Start PROVIDED RECORDS
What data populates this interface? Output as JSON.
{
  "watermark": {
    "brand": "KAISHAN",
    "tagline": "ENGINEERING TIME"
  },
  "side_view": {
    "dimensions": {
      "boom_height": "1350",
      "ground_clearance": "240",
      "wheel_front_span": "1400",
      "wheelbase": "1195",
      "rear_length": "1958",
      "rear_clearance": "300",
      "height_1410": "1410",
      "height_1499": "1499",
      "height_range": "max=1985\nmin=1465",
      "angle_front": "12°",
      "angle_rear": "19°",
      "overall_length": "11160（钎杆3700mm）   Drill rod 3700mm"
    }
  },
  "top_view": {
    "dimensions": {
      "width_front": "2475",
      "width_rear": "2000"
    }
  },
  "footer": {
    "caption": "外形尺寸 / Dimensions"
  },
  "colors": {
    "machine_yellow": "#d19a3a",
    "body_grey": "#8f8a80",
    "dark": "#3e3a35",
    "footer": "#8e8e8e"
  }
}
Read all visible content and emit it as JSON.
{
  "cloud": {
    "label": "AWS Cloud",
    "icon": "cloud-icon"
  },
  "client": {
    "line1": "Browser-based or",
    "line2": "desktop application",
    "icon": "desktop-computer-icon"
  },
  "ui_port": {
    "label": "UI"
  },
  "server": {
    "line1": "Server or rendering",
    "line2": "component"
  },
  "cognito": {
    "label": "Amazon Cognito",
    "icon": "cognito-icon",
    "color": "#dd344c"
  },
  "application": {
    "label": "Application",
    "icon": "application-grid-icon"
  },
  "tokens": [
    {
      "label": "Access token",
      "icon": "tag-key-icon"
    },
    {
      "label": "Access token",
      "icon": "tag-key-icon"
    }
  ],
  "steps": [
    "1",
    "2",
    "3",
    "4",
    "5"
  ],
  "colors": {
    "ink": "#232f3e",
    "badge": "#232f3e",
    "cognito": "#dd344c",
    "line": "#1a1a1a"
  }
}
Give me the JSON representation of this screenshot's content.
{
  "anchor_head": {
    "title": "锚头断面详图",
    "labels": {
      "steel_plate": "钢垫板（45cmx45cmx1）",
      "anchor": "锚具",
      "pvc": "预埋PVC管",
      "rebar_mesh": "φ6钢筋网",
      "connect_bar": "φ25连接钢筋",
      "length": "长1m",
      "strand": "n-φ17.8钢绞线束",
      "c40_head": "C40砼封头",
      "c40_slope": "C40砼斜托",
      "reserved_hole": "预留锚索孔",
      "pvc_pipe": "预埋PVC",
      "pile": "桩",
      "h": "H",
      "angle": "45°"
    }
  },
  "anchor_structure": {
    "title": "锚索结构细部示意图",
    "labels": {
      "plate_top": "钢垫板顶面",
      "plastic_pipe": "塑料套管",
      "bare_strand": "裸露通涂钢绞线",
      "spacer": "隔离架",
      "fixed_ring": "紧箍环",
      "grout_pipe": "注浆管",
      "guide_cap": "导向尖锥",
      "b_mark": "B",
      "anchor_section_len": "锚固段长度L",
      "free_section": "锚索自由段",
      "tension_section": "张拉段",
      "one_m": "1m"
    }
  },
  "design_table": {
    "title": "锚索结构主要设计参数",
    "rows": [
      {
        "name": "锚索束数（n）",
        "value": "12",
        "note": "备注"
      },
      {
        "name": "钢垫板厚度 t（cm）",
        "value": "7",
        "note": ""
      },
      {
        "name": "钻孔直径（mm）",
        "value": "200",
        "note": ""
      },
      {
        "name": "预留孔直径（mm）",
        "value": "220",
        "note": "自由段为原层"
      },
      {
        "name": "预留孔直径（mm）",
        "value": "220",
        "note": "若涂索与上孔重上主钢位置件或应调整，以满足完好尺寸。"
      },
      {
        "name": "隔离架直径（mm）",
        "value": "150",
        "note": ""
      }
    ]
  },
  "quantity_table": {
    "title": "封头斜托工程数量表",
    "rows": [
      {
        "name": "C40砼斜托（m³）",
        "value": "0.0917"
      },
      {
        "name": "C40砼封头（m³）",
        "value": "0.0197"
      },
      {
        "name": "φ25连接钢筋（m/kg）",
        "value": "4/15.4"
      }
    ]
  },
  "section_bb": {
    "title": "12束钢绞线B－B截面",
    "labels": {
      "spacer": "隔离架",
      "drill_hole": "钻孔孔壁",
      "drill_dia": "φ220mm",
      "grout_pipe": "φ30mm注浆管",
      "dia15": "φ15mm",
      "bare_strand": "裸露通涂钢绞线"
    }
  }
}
End PROVIDED RECORDS
#### WHAT IS BEING ASKED:
Write out all of the records once more, exactly.

#### COMPLETED TASK:
What data populates this interface? Output as JSON.
{
  "watermark": {
    "brand": "KAISHAN",
    "tagline": "ENGINEERING TIME"
  },
  "side_view": {
    "dimensions": {
      "boom_height": "1350",
      "ground_clearance": "240",
      "wheel_front_span": "1400",
      "wheelbase": "1195",
      "rear_length": "1958",
      "rear_clearance": "300",
      "height_1410": "1410",
      "height_1499": "1499",
      "height_range": "max=1985\nmin=1465",
      "angle_front": "12°",
      "angle_rear": "19°",
      "overall_length": "11160（钎杆3700mm）   Drill rod 3700mm"
    }
  },
  "top_view": {
    "dimensions": {
      "width_front": "2475",
      "width_rear": "2000"
    }
  },
  "footer": {
    "caption": "外形尺寸 / Dimensions"
  },
  "colors": {
    "machine_yellow": "#d19a3a",
    "body_grey": "#8f8a80",
    "dark": "#3e3a35",
    "footer": "#8e8e8e"
  }
}
Read all visible content and emit it as JSON.
{
  "cloud": {
    "label": "AWS Cloud",
    "icon": "cloud-icon"
  },
  "client": {
    "line1": "Browser-based or",
    "line2": "desktop application",
    "icon": "desktop-computer-icon"
  },
  "ui_port": {
    "label": "UI"
  },
  "server": {
    "line1": "Server or rendering",
    "line2": "component"
  },
  "cognito": {
    "label": "Amazon Cognito",
    "icon": "cognito-icon",
    "color": "#dd344c"
  },
  "application": {
    "label": "Application",
    "icon": "application-grid-icon"
  },
  "tokens": [
    {
      "label": "Access token",
      "icon": "tag-key-icon"
    },
    {
      "label": "Access token",
      "icon": "tag-key-icon"
    }
  ],
  "steps": [
    "1",
    "2",
    "3",
    "4",
    "5"
  ],
  "colors": {
    "ink": "#232f3e",
    "badge": "#232f3e",
    "cognito": "#dd344c",
    "line": "#1a1a1a"
  }
}
Give me the JSON representation of this screenshot's content.
{
  "anchor_head": {
    "title": "锚头断面详图",
    "labels": {
      "steel_plate": "钢垫板（45cmx45cmx1）",
      "anchor": "锚具",
      "pvc": "预埋PVC管",
      "rebar_mesh": "φ6钢筋网",
      "connect_bar": "φ25连接钢筋",
      "length": "长1m",
      "strand": "n-φ17.8钢绞线束",
      "c40_head": "C40砼封头",
      "c40_slope": "C40砼斜托",
      "reserved_hole": "预留锚索孔",
      "pvc_pipe": "预埋PVC",
      "pile": "桩",
      "h": "H",
      "angle": "45°"
    }
  },
  "anchor_structure": {
    "title": "锚索结构细部示意图",
    "labels": {
      "plate_top": "钢垫板顶面",
      "plastic_pipe": "塑料套管",
      "bare_strand": "裸露通涂钢绞线",
      "spacer": "隔离架",
      "fixed_ring": "紧箍环",
      "grout_pipe": "注浆管",
      "guide_cap": "导向尖锥",
      "b_mark": "B",
      "anchor_section_len": "锚固段长度L",
      "free_section": "锚索自由段",
      "tension_section": "张拉段",
      "one_m": "1m"
    }
  },
  "design_table": {
    "title": "锚索结构主要设计参数",
    "rows": [
      {
        "name": "锚索束数（n）",
        "value": "12",
        "note": "备注"
      },
      {
        "name": "钢垫板厚度 t（cm）",
        "value": "7",
        "note": ""
      },
      {
        "name": "钻孔直径（mm）",
        "value": "200",
        "note": ""
      },
      {
        "name": "预留孔直径（mm）",
        "value": "220",
        "note": "自由段为原层"
      },
      {
        "name": "预留孔直径（mm）",
        "value": "220",
        "note": "若涂索与上孔重上主钢位置件或应调整，以满足完好尺寸。"
      },
      {
        "name": "隔离架直径（mm）",
        "value": "150",
        "note": ""
      }
    ]
  },
  "quantity_table": {
    "title": "封头斜托工程数量表",
    "rows": [
      {
        "name": "C40砼斜托（m³）",
        "value": "0.0917"
      },
      {
        "name": "C40砼封头（m³）",
        "value": "0.0197"
      },
      {
        "name": "φ25连接钢筋（m/kg）",
        "value": "4/15.4"
      }
    ]
  },
  "section_bb": {
    "title": "12束钢绞线B－B截面",
    "labels": {
      "spacer": "隔离架",
      "drill_hole": "钻孔孔壁",
      "drill_dia": "φ220mm",
      "grout_pipe": "φ30mm注浆管",
      "dia15": "φ15mm",
      "bare_strand": "裸露通涂钢绞线"
    }
  }
}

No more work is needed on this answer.